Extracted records
╔══
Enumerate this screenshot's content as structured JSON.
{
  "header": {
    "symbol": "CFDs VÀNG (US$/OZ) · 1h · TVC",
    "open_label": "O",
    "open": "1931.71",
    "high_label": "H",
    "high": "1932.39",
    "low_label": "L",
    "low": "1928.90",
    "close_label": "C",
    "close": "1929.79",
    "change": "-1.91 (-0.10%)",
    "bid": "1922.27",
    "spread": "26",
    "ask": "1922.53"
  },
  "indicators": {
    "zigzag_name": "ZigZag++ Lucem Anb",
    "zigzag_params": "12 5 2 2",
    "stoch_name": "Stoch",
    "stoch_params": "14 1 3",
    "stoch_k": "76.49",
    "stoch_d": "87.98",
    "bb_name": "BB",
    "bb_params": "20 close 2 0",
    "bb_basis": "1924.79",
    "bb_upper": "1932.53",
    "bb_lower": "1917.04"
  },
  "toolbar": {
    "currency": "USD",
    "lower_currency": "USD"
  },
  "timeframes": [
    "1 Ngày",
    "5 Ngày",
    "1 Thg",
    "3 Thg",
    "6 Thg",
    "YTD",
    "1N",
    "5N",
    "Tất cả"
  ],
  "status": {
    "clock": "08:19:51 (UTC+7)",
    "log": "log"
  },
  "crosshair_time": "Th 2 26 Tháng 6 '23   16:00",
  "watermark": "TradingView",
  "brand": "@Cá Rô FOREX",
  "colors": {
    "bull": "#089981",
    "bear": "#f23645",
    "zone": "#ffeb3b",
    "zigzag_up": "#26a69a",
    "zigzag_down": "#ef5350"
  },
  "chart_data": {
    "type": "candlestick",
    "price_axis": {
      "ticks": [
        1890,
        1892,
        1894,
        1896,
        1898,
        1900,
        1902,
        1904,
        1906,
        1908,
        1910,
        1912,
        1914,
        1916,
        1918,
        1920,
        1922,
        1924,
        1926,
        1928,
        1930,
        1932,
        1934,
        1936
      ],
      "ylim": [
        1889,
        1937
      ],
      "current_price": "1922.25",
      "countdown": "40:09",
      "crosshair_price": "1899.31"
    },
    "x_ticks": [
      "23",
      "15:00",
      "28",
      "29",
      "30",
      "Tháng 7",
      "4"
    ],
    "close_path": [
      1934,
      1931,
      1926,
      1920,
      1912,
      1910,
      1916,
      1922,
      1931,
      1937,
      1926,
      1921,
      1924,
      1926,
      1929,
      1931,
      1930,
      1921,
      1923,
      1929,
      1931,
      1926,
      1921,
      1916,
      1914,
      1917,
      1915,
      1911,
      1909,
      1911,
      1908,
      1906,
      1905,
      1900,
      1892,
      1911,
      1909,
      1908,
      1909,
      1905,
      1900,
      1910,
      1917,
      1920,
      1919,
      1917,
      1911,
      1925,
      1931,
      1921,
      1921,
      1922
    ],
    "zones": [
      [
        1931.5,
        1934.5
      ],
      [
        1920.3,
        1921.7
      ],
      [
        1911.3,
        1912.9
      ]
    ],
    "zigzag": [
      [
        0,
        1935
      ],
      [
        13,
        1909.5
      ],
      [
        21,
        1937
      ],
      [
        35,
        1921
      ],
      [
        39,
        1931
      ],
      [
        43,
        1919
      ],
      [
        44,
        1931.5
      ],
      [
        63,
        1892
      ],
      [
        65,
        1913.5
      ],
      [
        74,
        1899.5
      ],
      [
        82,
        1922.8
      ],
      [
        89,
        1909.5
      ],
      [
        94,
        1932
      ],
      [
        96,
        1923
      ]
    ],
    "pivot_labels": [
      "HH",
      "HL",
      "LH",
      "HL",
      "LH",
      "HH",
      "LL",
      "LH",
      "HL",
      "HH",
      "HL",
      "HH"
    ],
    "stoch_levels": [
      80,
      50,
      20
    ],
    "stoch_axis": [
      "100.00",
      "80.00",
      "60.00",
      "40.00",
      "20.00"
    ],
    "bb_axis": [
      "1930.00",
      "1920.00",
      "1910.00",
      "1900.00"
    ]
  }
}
╚══
Set problem: Each record above must be given again exactly.

Written answer:
Enumerate this screenshot's content as structured JSON.
{
  "header": {
    "symbol": "CFDs VÀNG (US$/OZ) · 1h · TVC",
    "open_label": "O",
    "open": "1931.71",
    "high_label": "H",
    "high": "1932.39",
    "low_label": "L",
    "low": "1928.90",
    "close_label": "C",
    "close": "1929.79",
    "change": "-1.91 (-0.10%)",
    "bid": "1922.27",
    "spread": "26",
    "ask": "1922.53"
  },
  "indicators": {
    "zigzag_name": "ZigZag++ Lucem Anb",
    "zigzag_params": "12 5 2 2",
    "stoch_name": "Stoch",
    "stoch_params": "14 1 3",
    "stoch_k": "76.49",
    "stoch_d": "87.98",
    "bb_name": "BB",
    "bb_params": "20 close 2 0",
    "bb_basis": "1924.79",
    "bb_upper": "1932.53",
    "bb_lower": "1917.04"
  },
  "toolbar": {
    "currency": "USD",
    "lower_currency": "USD"
  },
  "timeframes": [
    "1 Ngày",
    "5 Ngày",
    "1 Thg",
    "3 Thg",
    "6 Thg",
    "YTD",
    "1N",
    "5N",
    "Tất cả"
  ],
  "status": {
    "clock": "08:19:51 (UTC+7)",
    "log": "log"
  },
  "crosshair_time": "Th 2 26 Tháng 6 '23   16:00",
  "watermark": "TradingView",
  "brand": "@Cá Rô FOREX",
  "colors": {
    "bull": "#089981",
    "bear": "#f23645",
    "zone": "#ffeb3b",
    "zigzag_up": "#26a69a",
    "zigzag_down": "#ef5350"
  },
  "chart_data": {
    "type": "candlestick",
    "price_axis": {
      "ticks": [
        1890,
        1892,
        1894,
        1896,
        1898,
        1900,
        1902,
        1904,
        1906,
        1908,
        1910,
        1912,
        1914,
        1916,
        1918,
        1920,
        1922,
        1924,
        1926,
        1928,
        1930,
        1932,
        1934,
        1936
      ],
      "ylim": [
        1889,
        1937
      ],
      "current_price": "1922.25",
      "countdown": "40:09",
      "crosshair_price": "1899.31"
    },
    "x_ticks": [
      "23",
      "15:00",
      "28",
      "29",
      "30",
      "Tháng 7",
      "4"
    ],
    "close_path": [
      1934,
      1931,
      1926,
      1920,
      1912,
      1910,
      1916,
      1922,
      1931,
      1937,
      1926,
      1921,
      1924,
      1926,
      1929,
      1931,
      1930,
      1921,
      1923,
      1929,
      1931,
      1926,
      1921,
      1916,
      1914,
      1917,
      1915,
      1911,
      1909,
      1911,
      1908,
      1906,
      1905,
      1900,
      1892,
      1911,
      1909,
      1908,
      1909,
      1905,
      1900,
      1910,
      1917,
      1920,
      1919,
      1917,
      1911,
      1925,
      1931,
      1921,
      1921,
      1922
    ],
    "zones": [
      [
        1931.5,
        1934.5
      ],
      [
        1920.3,
        1921.7
      ],
      [
        1911.3,
        1912.9
      ]
    ],
    "zigzag": [
      [
        0,
        1935
      ],
      [
        13,
        1909.5
      ],
      [
        21,
        1937
      ],
      [
        35,
        1921
      ],
      [
        39,
        1931
      ],
      [
        43,
        1919
      ],
      [
        44,
        1931.5
      ],
      [
        63,
        1892
      ],
      [
        65,
        1913.5
      ],
      [
        74,
        1899.5
      ],
      [
        82,
        1922.8
      ],
      [
        89,
        1909.5
      ],
      [
        94,
        1932
      ],
      [
        96,
        1923
      ]
    ],
    "pivot_labels": [
      "HH",
      "HL",
      "LH",
      "HL",
      "LH",
      "HH",
      "LL",
      "LH",
      "HL",
      "HH",
      "HL",
      "HH"
    ],
    "stoch_levels": [
      80,
      50,
      20
    ],
    "stoch_axis": [
      "100.00",
      "80.00",
      "60.00",
      "40.00",
      "20.00"
    ],
    "bb_axis": [
      "1930.00",
      "1920.00",
      "1910.00",
      "1900.00"
    ]
  }
}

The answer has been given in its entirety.